Alıştırma 1
Verilen metne göre Mekke döneminde Kur'ân üslûbunun yemin ederken andığı şeylerin hepsini sırala.

Verilen Metin
Görüldüğü gibi, Mekke döneminde Kur'ân üslûbu şiir olmadığı gibi tam anlamıyla bir edebî üslûp da değildi. Ancak Kur'ân üslûbu, başlangıcında kâhinlerin seci'li sözlerine yaklaşıyordu. Özellikle yıldızlara, gezegenlere ve diğer tabiat faktörlerine yemin ederken bu daha çok göze çarpıyordu. Cümleler, kesik kesik olarak birbirini izliyordu. Ayetler hararetli ve kısaydı ve tek nağme biçiminde son buluyordu.783

Konu bakımından ise, Rodinson şu görüşü taşıyor: İlk Mekkî sûrelerde Peygamberin yeni bir din getirdiğine işaret eden herhangi bir şey yoktur. Bu sûreler, başkaldırıcı veya rahatsız edici ve huzuru kaçırıcı fikirler içermiyor. Sonra, Muhammed'in İlâhı, başka ilahların varlığını veya kudretini- yok saymıyor. Başlangıçta bunları bilmezlikten gelme veya kendilerinden söz etmemeyle yetiniyor. İlk âyetler Allah'ın mutlak vahdaniyetini vurgulamıyor. Muhtemelen Hz. Muhammed, bu dönemde aynı zamanda Yahudi ve Hıristiyanların da İlâhı olan kendi İlâhının sonsuz kudretine tam olarak inanıyor. Belki de ikinci derecede önemli olan ve asıl tanrının etrafında bulunan, fakat yüce Allah'ın kudretine dayandıkları için bağımsız gerçek kudretleri bulunmayan, fakat Allah'ın bazı yaratıkları olarak varlıklarına inandığı cin ve şeytanlardan birazcık daha güçlü olan bir grup tanrıya da inanıyordu.

Veri Listesi
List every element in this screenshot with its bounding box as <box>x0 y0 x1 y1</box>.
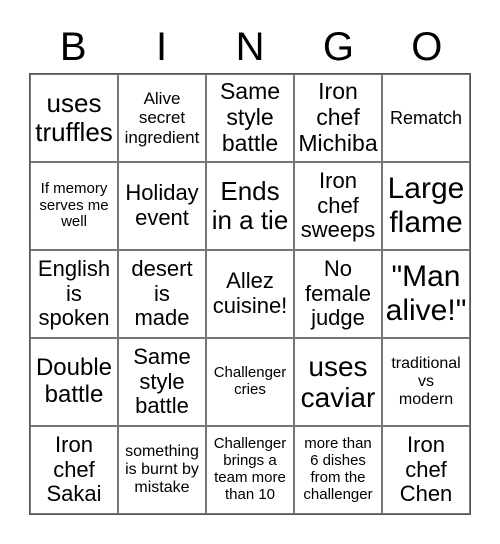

--

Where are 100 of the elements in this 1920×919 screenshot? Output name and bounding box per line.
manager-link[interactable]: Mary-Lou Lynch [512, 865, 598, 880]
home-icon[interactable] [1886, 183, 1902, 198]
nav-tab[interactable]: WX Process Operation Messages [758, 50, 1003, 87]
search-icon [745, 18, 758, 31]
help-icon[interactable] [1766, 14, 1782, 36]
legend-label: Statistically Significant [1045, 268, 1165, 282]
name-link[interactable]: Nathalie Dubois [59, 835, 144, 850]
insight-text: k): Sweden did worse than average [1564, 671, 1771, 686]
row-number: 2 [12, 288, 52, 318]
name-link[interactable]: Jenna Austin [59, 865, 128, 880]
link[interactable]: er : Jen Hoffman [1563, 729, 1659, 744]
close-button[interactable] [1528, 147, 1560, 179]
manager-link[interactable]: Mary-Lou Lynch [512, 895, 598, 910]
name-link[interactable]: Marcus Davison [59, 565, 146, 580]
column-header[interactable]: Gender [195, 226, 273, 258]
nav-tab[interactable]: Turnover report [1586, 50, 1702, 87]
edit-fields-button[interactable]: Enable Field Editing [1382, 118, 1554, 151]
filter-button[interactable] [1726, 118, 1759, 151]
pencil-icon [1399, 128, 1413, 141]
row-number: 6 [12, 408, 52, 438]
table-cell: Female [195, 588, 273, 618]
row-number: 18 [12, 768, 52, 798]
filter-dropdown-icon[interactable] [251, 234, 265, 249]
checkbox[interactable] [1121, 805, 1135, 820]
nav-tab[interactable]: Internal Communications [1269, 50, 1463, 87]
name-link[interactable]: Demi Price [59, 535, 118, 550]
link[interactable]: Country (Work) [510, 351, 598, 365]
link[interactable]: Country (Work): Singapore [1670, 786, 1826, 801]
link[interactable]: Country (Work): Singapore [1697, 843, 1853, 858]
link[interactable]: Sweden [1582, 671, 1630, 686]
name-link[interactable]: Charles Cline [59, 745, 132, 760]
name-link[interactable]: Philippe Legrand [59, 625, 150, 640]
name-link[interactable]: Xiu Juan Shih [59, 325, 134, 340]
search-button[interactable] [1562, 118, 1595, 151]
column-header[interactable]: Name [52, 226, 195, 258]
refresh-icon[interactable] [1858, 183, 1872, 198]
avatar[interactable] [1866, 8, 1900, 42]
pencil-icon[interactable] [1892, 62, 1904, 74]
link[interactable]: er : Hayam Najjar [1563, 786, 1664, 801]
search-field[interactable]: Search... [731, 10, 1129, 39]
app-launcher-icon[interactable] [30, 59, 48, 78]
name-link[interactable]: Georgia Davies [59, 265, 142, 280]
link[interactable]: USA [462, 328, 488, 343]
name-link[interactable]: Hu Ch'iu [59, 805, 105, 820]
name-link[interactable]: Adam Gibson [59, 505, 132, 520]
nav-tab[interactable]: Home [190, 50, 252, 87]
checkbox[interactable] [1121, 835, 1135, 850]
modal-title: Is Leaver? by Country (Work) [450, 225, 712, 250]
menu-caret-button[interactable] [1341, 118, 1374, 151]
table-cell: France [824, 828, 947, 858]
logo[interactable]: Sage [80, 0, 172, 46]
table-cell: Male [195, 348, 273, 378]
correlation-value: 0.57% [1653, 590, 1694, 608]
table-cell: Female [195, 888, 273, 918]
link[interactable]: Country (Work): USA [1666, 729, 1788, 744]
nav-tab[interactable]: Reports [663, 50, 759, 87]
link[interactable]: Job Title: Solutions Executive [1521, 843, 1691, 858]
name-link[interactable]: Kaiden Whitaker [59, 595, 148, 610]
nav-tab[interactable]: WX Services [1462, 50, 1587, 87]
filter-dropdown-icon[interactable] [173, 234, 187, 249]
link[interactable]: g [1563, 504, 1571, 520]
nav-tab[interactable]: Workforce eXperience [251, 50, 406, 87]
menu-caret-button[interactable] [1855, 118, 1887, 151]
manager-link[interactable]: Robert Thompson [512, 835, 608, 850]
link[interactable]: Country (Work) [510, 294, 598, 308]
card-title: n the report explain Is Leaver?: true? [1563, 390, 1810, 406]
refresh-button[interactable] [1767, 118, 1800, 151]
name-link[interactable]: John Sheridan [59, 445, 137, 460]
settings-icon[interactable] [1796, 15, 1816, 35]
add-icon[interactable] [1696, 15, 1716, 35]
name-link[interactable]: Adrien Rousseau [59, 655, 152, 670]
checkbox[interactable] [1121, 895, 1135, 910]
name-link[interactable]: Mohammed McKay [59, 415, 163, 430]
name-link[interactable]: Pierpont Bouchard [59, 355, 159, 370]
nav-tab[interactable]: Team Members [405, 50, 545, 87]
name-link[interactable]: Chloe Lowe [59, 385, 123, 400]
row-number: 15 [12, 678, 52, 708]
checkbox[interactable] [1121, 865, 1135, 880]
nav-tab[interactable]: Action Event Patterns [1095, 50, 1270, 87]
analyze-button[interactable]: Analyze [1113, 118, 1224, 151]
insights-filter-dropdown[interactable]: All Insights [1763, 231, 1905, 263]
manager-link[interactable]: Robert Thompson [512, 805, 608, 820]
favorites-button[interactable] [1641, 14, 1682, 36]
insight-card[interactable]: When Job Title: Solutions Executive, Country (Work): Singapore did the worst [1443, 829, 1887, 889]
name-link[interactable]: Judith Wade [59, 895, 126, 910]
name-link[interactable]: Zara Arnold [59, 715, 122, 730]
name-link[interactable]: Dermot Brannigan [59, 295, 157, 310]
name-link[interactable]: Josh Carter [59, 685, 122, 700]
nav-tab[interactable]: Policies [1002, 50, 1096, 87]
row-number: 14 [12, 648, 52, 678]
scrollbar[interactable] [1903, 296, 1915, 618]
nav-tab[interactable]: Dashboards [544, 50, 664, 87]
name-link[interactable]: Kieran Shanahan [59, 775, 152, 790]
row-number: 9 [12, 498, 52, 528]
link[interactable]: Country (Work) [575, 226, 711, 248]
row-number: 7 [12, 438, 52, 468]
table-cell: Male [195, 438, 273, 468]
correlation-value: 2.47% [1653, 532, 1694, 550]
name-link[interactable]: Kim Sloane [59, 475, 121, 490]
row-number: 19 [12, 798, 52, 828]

Alıştırma 2
Kayıtlarda "refresh" dizesini içeren bütün satırları bul ve her birini olduğu gibi kopyala; büyük-küçük harf farkı önemlidir.

Yanıt 1
- Yıldızlar
- Gezegenler
- Diğer tabiat faktörleri

Yanıt 2
refresh-icon[interactable] [1858, 183, 1872, 198]
refresh-button[interactable] [1767, 118, 1800, 151]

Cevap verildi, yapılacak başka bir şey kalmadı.